-- begin --
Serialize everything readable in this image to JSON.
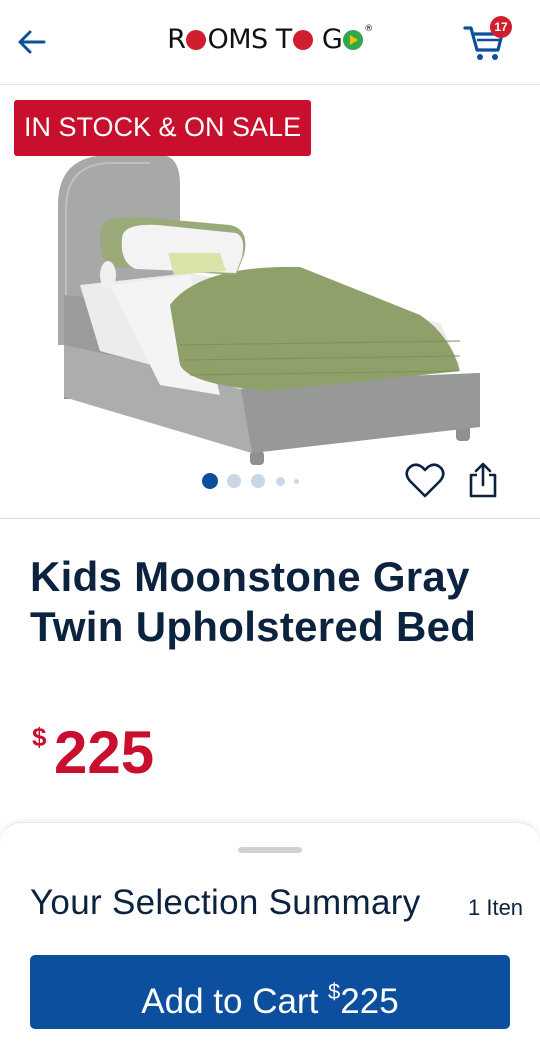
{
  "header": {
    "logo_text_1": "R",
    "logo_text_2": "OMS T",
    "logo_text_3": "G",
    "cart_count": "17"
  },
  "product": {
    "badge": "IN STOCK & ON SALE",
    "title": "Kids Moonstone Gray Twin Upholstered Bed",
    "price_currency": "$",
    "price_amount": "225",
    "gallery_dots": 5,
    "gallery_active_index": 0
  },
  "summary": {
    "title": "Your Selection Summary",
    "count": "1 Iten",
    "add_label": "Add to Cart ",
    "add_currency": "$",
    "add_amount": "225"
  },
  "colors": {
    "brand_blue": "#0b4f9e",
    "sale_red": "#c8102e",
    "navy_text": "#0c2340"
  }
}
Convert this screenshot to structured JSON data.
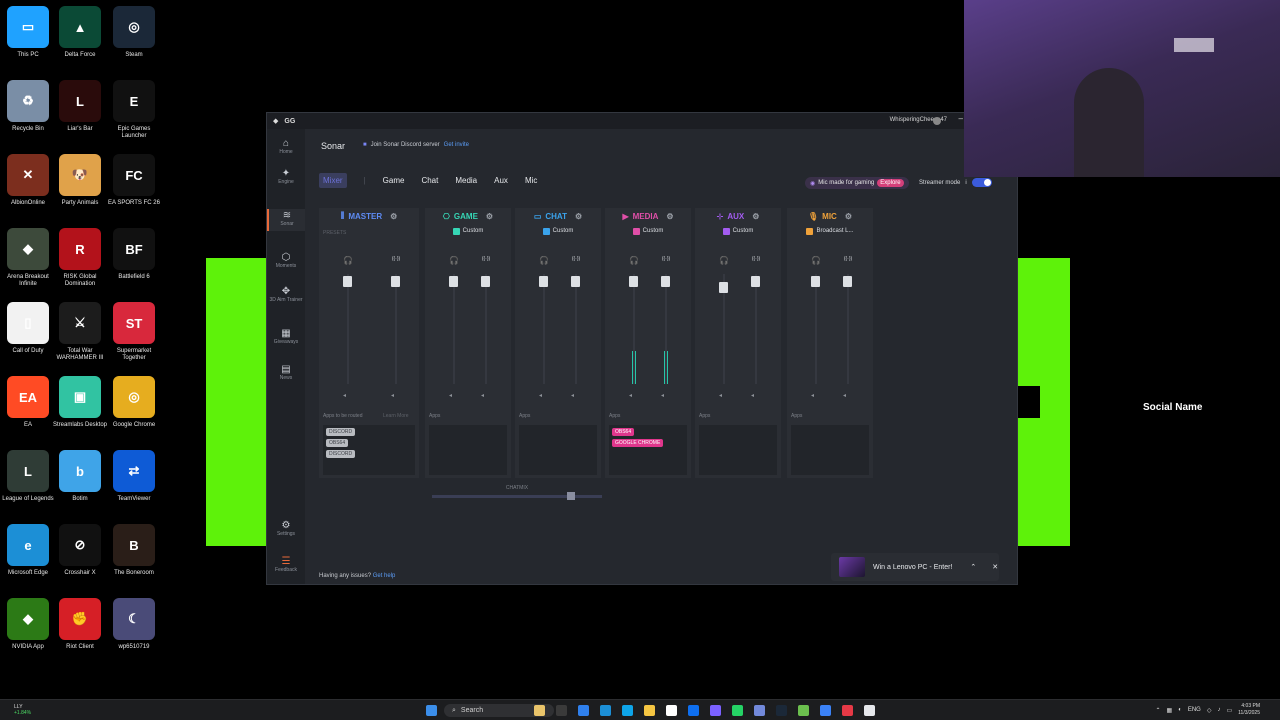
-- end --
_Your objective_
Retype all the records shown above, character for character. Omit every picture.

_Exercise result_
Serialize everything readable in this image to JSON.
{
  "header": {
    "logo_text_1": "R",
    "logo_text_2": "OMS T",
    "logo_text_3": "G",
    "cart_count": "17"
  },
  "product": {
    "badge": "IN STOCK & ON SALE",
    "title": "Kids Moonstone Gray Twin Upholstered Bed",
    "price_currency": "$",
    "price_amount": "225",
    "gallery_dots": 5,
    "gallery_active_index": 0
  },
  "summary": {
    "title": "Your Selection Summary",
    "count": "1 Iten",
    "add_label": "Add to Cart ",
    "add_currency": "$",
    "add_amount": "225"
  },
  "colors": {
    "brand_blue": "#0b4f9e",
    "sale_red": "#c8102e",
    "navy_text": "#0c2340"
  }
}
Convert this screenshot to structured JSON data.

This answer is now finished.